• _Extracts from a graphics dataset_:
····················

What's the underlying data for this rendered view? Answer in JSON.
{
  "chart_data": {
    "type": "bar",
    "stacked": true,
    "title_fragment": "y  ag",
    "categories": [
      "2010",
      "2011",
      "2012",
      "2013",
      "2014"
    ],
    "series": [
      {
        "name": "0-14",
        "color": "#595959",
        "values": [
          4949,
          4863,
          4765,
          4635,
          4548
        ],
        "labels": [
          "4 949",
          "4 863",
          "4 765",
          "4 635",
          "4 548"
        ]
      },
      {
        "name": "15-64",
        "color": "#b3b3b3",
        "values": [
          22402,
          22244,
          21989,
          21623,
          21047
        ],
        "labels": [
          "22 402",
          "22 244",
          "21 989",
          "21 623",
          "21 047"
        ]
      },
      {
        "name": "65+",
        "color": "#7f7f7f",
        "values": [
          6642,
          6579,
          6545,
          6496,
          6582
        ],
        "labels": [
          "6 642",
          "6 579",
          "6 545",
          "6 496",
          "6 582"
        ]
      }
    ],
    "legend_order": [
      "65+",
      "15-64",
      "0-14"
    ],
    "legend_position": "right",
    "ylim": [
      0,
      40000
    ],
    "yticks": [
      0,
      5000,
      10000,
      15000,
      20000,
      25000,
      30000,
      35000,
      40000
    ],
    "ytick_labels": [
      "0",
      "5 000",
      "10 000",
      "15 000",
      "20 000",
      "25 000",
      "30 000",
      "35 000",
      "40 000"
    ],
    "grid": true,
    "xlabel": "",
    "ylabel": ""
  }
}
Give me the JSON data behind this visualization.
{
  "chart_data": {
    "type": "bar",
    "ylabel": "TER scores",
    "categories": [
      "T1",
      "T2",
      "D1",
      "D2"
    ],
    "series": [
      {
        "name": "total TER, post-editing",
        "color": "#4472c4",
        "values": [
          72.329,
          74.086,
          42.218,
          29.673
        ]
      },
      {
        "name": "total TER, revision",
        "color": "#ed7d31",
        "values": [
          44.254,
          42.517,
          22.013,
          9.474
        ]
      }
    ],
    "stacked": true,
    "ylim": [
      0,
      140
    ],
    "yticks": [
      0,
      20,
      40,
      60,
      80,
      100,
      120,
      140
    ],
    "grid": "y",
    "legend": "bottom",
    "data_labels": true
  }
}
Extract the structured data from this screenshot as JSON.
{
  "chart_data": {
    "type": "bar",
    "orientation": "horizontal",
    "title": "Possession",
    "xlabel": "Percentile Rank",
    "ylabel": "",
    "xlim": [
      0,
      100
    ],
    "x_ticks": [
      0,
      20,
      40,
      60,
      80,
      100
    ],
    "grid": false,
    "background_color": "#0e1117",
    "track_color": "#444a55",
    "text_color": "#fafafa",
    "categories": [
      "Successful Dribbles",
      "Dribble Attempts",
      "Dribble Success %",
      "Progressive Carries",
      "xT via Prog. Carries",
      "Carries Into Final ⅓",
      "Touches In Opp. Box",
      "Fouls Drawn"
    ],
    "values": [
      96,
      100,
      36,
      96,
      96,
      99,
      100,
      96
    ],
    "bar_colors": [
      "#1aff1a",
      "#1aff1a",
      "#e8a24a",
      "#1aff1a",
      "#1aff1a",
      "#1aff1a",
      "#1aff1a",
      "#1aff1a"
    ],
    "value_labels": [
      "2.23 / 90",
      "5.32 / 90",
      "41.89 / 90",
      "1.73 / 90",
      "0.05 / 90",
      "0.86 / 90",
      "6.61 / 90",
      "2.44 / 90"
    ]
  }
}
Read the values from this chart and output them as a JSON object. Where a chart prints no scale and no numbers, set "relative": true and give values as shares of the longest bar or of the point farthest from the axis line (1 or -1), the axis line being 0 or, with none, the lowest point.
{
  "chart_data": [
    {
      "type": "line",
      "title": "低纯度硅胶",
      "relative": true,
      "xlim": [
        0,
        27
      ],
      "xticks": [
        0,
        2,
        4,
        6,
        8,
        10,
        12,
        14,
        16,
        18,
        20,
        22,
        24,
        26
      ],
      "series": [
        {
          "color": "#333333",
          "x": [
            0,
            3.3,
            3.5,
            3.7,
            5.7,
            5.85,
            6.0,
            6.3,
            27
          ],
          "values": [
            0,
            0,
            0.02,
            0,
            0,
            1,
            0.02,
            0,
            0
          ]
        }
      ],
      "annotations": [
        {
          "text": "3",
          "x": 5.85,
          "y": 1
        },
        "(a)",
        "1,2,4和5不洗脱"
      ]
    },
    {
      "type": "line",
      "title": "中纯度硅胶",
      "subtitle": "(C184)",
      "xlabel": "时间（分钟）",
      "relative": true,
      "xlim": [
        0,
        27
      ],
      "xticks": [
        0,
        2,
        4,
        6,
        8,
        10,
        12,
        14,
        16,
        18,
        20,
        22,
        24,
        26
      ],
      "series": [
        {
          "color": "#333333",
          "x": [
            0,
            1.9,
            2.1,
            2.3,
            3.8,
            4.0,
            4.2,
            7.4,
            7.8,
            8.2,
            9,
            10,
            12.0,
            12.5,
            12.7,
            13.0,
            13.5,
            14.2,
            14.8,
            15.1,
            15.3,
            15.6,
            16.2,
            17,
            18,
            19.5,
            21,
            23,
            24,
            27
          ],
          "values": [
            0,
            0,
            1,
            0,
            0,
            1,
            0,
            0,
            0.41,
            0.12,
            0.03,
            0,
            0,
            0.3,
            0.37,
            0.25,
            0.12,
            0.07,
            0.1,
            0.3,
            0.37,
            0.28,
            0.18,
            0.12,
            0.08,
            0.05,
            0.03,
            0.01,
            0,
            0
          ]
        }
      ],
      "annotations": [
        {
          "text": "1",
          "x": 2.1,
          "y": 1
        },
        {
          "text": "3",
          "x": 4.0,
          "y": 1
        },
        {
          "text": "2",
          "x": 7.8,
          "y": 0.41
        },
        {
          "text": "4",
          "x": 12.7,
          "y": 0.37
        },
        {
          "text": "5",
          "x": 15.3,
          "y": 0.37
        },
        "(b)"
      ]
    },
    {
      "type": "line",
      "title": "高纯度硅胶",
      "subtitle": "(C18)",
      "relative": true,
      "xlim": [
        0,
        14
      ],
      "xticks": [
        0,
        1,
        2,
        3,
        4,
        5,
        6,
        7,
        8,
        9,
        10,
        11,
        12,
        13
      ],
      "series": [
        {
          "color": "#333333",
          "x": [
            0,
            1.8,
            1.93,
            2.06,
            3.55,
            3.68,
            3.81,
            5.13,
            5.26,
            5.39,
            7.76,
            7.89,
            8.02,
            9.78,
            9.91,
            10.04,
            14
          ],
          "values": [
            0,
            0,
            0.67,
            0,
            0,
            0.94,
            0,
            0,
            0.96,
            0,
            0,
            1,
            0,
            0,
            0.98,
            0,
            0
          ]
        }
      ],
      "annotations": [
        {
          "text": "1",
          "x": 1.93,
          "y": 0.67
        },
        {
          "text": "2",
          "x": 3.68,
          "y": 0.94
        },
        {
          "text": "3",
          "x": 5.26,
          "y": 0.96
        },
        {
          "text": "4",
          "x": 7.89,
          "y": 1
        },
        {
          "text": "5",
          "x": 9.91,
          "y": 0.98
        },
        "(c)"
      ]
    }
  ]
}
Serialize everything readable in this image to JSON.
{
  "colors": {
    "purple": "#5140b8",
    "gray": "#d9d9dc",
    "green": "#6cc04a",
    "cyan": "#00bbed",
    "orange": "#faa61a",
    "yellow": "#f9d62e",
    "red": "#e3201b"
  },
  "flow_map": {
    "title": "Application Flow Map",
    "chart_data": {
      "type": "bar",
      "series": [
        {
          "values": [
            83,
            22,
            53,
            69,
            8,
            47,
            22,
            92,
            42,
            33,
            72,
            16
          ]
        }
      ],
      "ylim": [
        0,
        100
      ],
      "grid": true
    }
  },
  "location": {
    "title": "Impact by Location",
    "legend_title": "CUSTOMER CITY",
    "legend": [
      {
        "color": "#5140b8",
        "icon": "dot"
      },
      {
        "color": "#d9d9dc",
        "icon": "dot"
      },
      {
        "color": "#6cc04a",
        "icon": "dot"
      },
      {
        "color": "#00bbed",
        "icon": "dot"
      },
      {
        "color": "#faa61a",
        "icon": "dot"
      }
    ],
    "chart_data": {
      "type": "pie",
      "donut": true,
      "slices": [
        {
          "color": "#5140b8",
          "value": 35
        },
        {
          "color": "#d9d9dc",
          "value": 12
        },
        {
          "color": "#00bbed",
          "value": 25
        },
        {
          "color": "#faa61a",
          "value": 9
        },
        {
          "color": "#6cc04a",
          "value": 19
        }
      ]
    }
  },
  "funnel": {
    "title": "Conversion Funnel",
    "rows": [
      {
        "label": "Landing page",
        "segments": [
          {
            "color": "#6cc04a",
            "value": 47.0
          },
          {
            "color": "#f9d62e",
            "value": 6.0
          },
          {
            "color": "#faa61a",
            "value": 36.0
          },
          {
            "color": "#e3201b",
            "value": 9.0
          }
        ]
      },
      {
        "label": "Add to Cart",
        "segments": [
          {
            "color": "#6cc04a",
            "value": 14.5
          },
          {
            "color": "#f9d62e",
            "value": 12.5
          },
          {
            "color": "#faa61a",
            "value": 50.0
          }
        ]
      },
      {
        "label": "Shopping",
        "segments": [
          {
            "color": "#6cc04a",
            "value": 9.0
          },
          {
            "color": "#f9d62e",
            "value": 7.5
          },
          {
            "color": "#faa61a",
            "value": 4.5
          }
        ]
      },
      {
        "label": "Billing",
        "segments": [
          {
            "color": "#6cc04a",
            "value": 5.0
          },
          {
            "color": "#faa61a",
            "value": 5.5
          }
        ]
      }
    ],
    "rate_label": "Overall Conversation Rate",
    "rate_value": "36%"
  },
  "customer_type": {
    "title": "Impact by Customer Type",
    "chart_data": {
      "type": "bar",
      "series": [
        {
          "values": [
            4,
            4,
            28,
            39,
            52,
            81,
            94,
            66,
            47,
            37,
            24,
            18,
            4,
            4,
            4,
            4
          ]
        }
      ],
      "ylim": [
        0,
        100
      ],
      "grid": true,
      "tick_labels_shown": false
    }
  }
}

····················

• _WHAT THE TASK ASKS_:
Search the material above for "true". Pull out each line where it shows up.

• _FULL OUTPUT_:
    "stacked": true,
    "grid": true,
    "stacked": true,
    "data_labels": true
Read the values from this chart and output them as a JSON object. Where a chart prints no scale and no numbers, set "relative": true and give values as shares of the longest bar or of the point farthest from the axis line (1 or -1), the axis line being 0 or, with none, the lowest point.
      "relative": true,
      "relative": true,
      "relative": true,
      "grid": true
      "donut": true,
      "grid": true,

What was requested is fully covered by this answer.